Task goal: Identify the lines in the data below that contain "JSON" and give only how many there are.

[start of Listed records]

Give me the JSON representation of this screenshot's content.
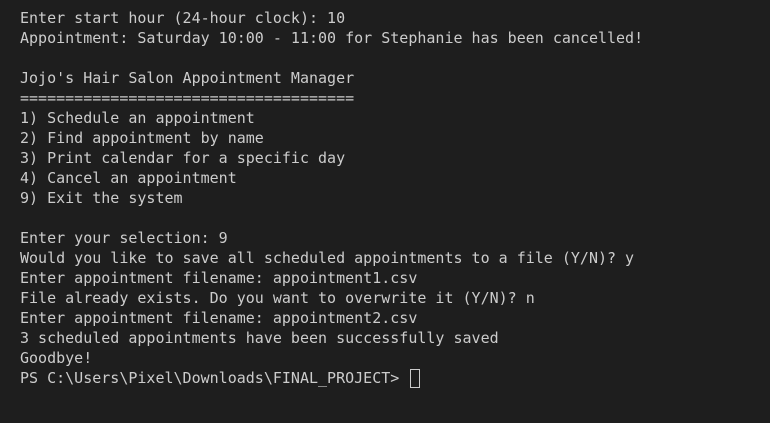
{
  "terminal": {
    "lines": [
      "Enter start hour (24-hour clock): 10",
      "Appointment: Saturday 10:00 - 11:00 for Stephanie has been cancelled!",
      "",
      "Jojo's Hair Salon Appointment Manager",
      "=====================================",
      "1) Schedule an appointment",
      "2) Find appointment by name",
      "3) Print calendar for a specific day",
      "4) Cancel an appointment",
      "9) Exit the system",
      "",
      "Enter your selection: 9",
      "Would you like to save all scheduled appointments to a file (Y/N)? y",
      "Enter appointment filename: appointment1.csv",
      "File already exists. Do you want to overwrite it (Y/N)? n",
      "Enter appointment filename: appointment2.csv",
      "3 scheduled appointments have been successfully saved",
      "Goodbye!"
    ],
    "prompt": "PS C:\\Users\\Pixel\\Downloads\\FINAL_PROJECT> "
  }
}
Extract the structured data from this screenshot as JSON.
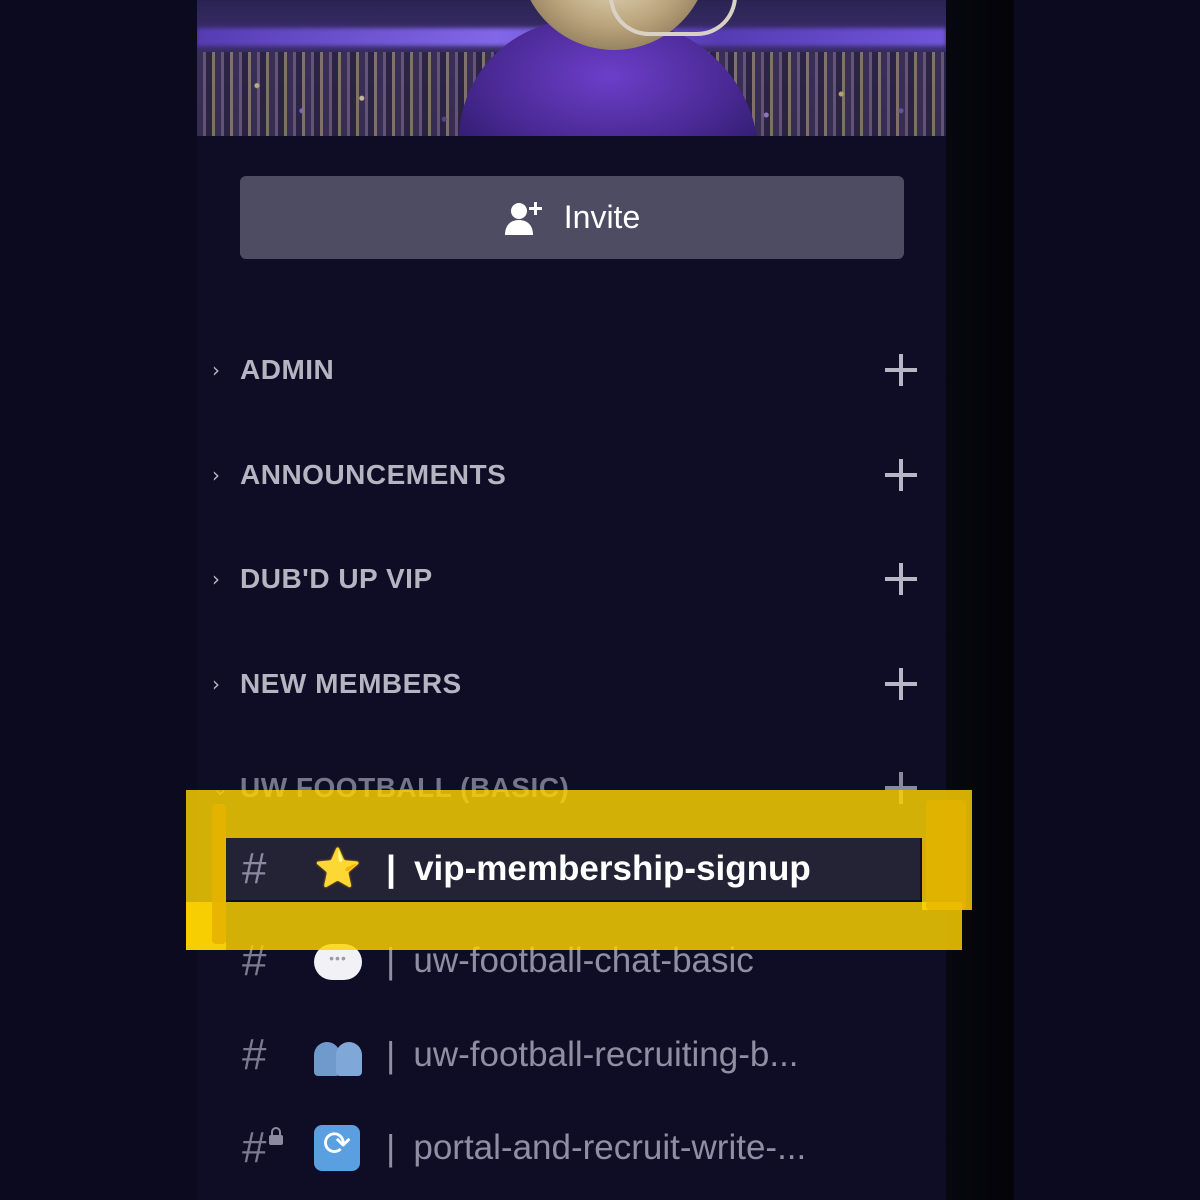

[end of Listed records]

Correct answer: 2